▸ **Given instruction**: Each entry below is to be given again word for word, with no pictures.

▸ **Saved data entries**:
──────
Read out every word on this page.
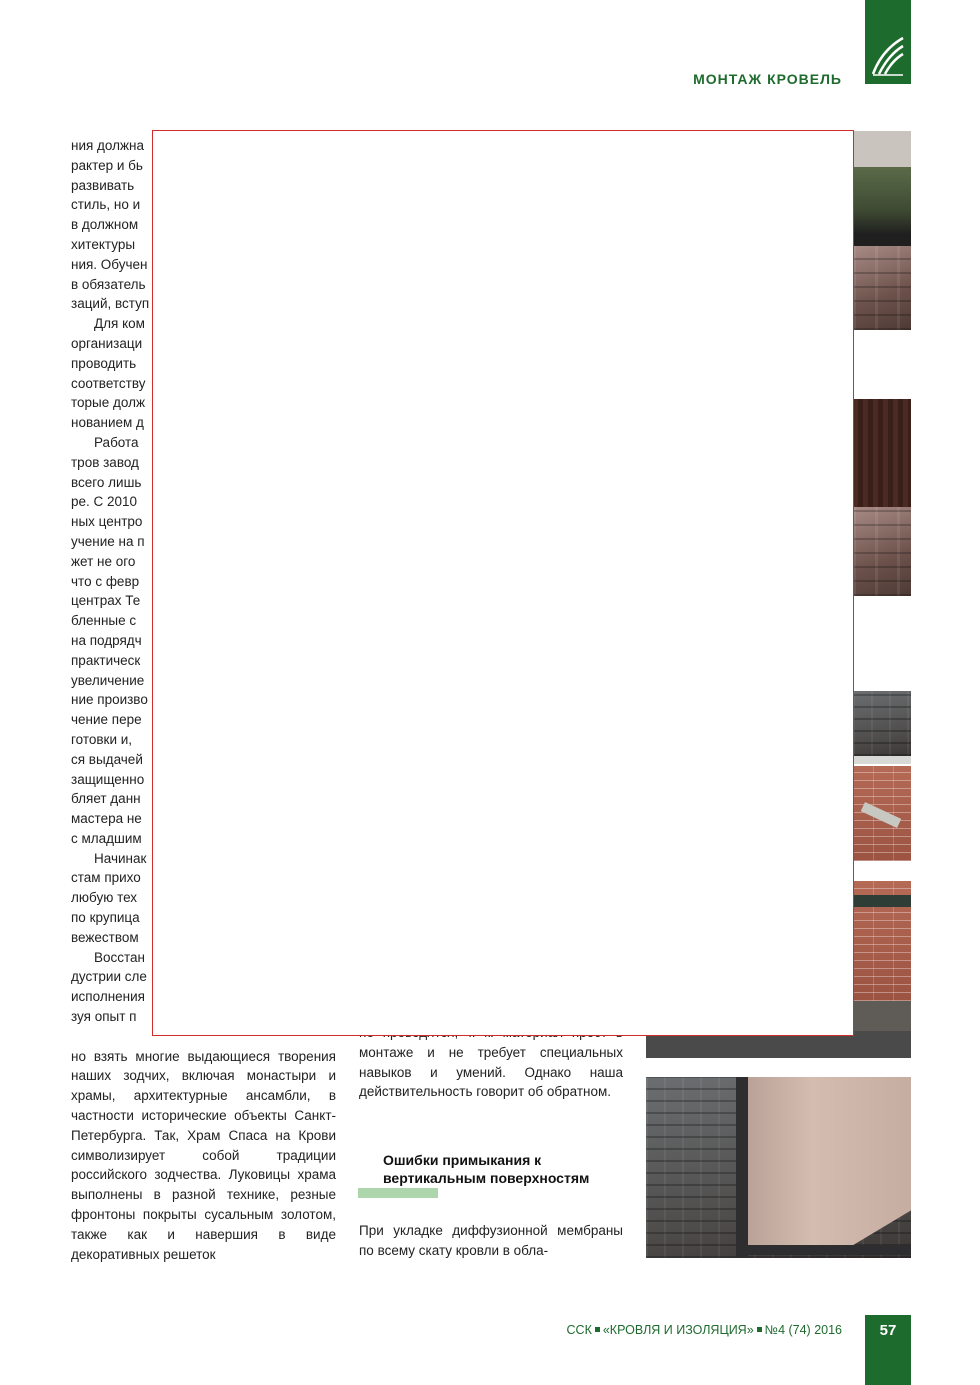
МОНТАЖ КРОВЕЛЬ
ния должна
рактер и бь
развивать
стиль, но и
в должном
хитектуры
ния. Обучен
в обязатель
заций, вступ
Для ком
организаци
проводить
соответству
торые долж
нованием д
Работа
тров завод
всего лишь
ре. С 2010
ных центро
учение на п
жет не ого
что с февр
центрах Те
бленные с
на подрядч
практическ
увеличение
ние произво
чение пере
готовки и,
ся выдачей
защищенно
бляет данн
мастера не
с младшим
Начинак
стам прихо
любую тех
по крупица
вежеством
Восстан
дустрии сле
исполнения
зуя опыт п

но взять многие выдающиеся творения наших зодчих, включая монастыри и храмы, архитектурные ансамбли, в частности исторические объекты Санкт-Петербурга. Так, Храм Спаса на Крови символизирует собой традиции российского зодчества. Луковицы храма выполнены в разной технике, резные фронтоны покрыты сусальным золотом, также как и навершия в виде декоративных решеток

монтаже и не требует специальных навыков и умений. Однако наша действительность говорит об обратном.

Ошибки примыкания к вертикальным поверхностям

При укладке диффузионной мембраны по всему скату кровли в обла-

ССК «КРОВЛЯ И ИЗОЛЯЦИЯ» №4 (74) 2016	57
──────
▸ **Task response**:
Read out every word on this page.
МОНТАЖ КРОВЕЛЬ
ния должна
рактер и бь
развивать
стиль, но и
в должном
хитектуры
ния. Обучен
в обязатель
заций, вступ
Для ком
организаци
проводить
соответству
торые долж
нованием д
Работа
тров завод
всего лишь
ре. С 2010
ных центро
учение на п
жет не ого
что с февр
центрах Те
бленные с
на подрядч
практическ
увеличение
ние произво
чение пере
готовки и,
ся выдачей
защищенно
бляет данн
мастера не
с младшим
Начинак
стам прихо
любую тех
по крупица
вежеством
Восстан
дустрии сле
исполнения
зуя опыт п

но взять многие выдающиеся творения наших зодчих, включая монастыри и храмы, архитектурные ансамбли, в частности исторические объекты Санкт-Петербурга. Так, Храм Спаса на Крови символизирует собой традиции российского зодчества. Луковицы храма выполнены в разной технике, резные фронтоны покрыты сусальным золотом, также как и навершия в виде декоративных решеток

монтаже и не требует специальных навыков и умений. Однако наша действительность говорит об обратном.

Ошибки примыкания к вертикальным поверхностям

При укладке диффузионной мембраны по всему скату кровли в обла-

ССК «КРОВЛЯ И ИЗОЛЯЦИЯ» №4 (74) 2016	57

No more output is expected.